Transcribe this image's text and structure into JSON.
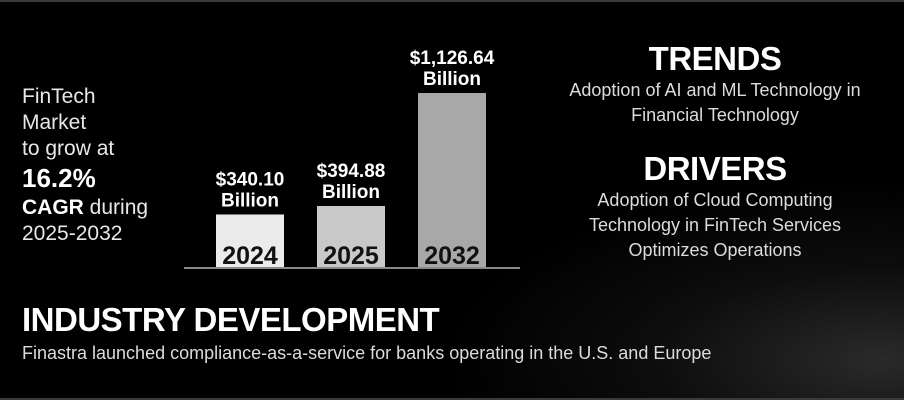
{
  "left": {
    "line1": "FinTech",
    "line2": "Market",
    "line3": "to grow at",
    "rate": "16.2%",
    "cagr_word": "CAGR",
    "during": " during",
    "period": "2025-2032"
  },
  "chart_data": {
    "type": "bar",
    "categories": [
      "2024",
      "2025",
      "2032"
    ],
    "values": [
      340.1,
      394.88,
      1126.64
    ],
    "value_labels": [
      "$340.10",
      "$394.88",
      "$1,126.64"
    ],
    "unit_label": "Billion",
    "bar_colors": [
      "#ebebeb",
      "#c9c9c9",
      "#a8a8a8"
    ]
  },
  "trends": {
    "heading": "TRENDS",
    "text_line1": "Adoption of AI and ML Technology in",
    "text_line2": "Financial Technology"
  },
  "drivers": {
    "heading": "DRIVERS",
    "text_line1": "Adoption of Cloud Computing",
    "text_line2": "Technology in FinTech Services",
    "text_line3": "Optimizes Operations"
  },
  "industry": {
    "heading": "INDUSTRY DEVELOPMENT",
    "text": "Finastra launched compliance-as-a-service for banks operating in the U.S. and Europe"
  }
}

-*-

Work required: Pictures in the records above are left out; print everything else exactly as written.

The solution:
Transcribe this image's text and structure into JSON.
{
  "left": {
    "line1": "FinTech",
    "line2": "Market",
    "line3": "to grow at",
    "rate": "16.2%",
    "cagr_word": "CAGR",
    "during": " during",
    "period": "2025-2032"
  },
  "chart_data": {
    "type": "bar",
    "categories": [
      "2024",
      "2025",
      "2032"
    ],
    "values": [
      340.1,
      394.88,
      1126.64
    ],
    "value_labels": [
      "$340.10",
      "$394.88",
      "$1,126.64"
    ],
    "unit_label": "Billion",
    "bar_colors": [
      "#ebebeb",
      "#c9c9c9",
      "#a8a8a8"
    ]
  },
  "trends": {
    "heading": "TRENDS",
    "text_line1": "Adoption of AI and ML Technology in",
    "text_line2": "Financial Technology"
  },
  "drivers": {
    "heading": "DRIVERS",
    "text_line1": "Adoption of Cloud Computing",
    "text_line2": "Technology in FinTech Services",
    "text_line3": "Optimizes Operations"
  },
  "industry": {
    "heading": "INDUSTRY DEVELOPMENT",
    "text": "Finastra launched compliance-as-a-service for banks operating in the U.S. and Europe"
  }
}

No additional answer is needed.